▶ THE PROBLEM: Find each line with the string "page" and copy it.

Rows from a dataset
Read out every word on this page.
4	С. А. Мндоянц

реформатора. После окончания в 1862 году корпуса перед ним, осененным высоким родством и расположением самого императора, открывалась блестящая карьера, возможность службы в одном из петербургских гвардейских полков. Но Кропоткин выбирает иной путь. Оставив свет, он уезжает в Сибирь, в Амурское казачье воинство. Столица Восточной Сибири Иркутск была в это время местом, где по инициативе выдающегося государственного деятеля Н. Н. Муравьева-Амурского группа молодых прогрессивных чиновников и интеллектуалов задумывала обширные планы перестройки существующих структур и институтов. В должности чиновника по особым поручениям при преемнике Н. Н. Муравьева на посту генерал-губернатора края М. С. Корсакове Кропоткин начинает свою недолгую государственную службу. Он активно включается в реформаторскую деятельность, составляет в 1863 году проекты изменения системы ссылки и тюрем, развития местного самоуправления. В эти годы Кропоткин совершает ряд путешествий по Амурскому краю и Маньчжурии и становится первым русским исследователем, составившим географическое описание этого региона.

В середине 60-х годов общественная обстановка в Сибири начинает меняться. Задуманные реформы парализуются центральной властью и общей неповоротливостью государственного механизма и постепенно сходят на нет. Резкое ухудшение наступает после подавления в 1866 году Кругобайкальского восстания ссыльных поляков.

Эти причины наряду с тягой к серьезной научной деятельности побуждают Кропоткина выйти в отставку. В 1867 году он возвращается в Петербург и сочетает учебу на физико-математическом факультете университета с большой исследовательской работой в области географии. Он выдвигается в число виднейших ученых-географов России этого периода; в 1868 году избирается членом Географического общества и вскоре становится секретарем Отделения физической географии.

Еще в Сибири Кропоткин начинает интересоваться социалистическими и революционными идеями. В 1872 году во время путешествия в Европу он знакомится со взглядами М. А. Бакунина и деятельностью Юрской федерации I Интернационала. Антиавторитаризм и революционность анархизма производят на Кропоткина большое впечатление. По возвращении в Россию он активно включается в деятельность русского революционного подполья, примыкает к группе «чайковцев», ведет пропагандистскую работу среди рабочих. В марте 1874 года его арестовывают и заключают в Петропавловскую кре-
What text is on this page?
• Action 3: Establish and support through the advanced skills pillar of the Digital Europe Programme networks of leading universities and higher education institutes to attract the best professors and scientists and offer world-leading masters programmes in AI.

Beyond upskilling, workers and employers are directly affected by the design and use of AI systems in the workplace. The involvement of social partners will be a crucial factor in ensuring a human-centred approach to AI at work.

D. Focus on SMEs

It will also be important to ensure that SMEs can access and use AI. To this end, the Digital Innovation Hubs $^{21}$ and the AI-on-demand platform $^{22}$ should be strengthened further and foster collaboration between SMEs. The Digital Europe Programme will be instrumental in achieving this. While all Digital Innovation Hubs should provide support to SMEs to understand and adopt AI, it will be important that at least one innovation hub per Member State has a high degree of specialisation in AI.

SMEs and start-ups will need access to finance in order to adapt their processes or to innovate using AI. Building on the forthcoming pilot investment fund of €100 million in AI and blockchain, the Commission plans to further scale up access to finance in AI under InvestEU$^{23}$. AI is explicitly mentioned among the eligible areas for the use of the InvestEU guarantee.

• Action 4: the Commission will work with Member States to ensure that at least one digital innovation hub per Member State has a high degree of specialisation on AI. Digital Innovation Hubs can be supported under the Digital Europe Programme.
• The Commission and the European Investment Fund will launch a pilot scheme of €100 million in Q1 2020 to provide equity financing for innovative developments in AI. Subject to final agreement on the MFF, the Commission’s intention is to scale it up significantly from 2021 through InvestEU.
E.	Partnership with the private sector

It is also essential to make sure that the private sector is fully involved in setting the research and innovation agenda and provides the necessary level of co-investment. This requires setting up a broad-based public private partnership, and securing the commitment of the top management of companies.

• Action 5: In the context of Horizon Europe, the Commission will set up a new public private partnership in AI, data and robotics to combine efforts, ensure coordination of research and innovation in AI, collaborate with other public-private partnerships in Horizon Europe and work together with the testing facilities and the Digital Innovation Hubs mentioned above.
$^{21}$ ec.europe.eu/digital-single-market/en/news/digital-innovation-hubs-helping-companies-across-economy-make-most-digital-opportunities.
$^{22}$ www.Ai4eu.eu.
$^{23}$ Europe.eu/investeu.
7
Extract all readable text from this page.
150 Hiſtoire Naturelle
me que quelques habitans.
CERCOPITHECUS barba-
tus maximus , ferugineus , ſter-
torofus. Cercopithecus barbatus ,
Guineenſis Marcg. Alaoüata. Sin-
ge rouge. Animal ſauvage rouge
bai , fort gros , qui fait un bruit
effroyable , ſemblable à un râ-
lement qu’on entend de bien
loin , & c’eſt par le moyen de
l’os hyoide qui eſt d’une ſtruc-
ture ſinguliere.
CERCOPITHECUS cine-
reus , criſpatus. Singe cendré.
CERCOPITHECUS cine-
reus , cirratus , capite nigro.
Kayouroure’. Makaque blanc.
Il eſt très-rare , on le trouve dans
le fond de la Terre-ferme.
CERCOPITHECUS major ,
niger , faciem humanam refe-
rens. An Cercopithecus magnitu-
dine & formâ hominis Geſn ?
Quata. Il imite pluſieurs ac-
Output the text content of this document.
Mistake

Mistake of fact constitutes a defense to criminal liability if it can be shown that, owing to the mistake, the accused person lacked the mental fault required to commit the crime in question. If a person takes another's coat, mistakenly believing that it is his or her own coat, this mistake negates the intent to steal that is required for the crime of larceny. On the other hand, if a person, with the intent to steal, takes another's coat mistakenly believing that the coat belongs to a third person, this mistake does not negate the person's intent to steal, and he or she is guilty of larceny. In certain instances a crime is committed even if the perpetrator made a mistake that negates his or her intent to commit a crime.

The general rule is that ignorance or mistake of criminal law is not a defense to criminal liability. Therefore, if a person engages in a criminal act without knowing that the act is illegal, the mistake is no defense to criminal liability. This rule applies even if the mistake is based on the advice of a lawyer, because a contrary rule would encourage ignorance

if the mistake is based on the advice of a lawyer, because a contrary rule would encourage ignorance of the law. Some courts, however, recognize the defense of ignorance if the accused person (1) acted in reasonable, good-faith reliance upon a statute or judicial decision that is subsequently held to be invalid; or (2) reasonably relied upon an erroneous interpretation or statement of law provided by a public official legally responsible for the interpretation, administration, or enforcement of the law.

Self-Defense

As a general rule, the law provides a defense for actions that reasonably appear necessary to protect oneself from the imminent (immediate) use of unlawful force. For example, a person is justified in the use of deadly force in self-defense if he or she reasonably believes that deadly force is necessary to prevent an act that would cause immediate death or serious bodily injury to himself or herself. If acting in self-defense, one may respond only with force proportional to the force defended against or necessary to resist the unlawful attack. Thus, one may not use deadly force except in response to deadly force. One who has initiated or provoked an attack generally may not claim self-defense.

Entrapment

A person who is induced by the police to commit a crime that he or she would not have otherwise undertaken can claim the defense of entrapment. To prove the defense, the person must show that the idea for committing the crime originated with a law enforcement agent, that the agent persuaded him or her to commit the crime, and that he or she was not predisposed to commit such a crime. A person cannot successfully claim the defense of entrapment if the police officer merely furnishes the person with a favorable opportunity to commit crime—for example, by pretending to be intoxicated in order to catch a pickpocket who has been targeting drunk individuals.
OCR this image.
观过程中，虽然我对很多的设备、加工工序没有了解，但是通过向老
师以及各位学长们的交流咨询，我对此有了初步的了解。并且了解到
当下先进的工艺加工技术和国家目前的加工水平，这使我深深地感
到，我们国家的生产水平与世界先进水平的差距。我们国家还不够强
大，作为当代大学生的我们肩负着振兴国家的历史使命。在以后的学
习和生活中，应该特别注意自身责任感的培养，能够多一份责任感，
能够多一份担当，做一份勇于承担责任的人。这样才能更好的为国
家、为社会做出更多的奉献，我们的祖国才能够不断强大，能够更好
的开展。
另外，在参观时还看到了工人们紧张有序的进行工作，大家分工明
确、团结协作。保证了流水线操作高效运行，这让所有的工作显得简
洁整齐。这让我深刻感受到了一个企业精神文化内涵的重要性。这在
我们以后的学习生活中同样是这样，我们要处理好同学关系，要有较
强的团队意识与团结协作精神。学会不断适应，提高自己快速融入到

▶ REPLY:
Read out every word on this page.
What text is on this page?
Extract all readable text from this page.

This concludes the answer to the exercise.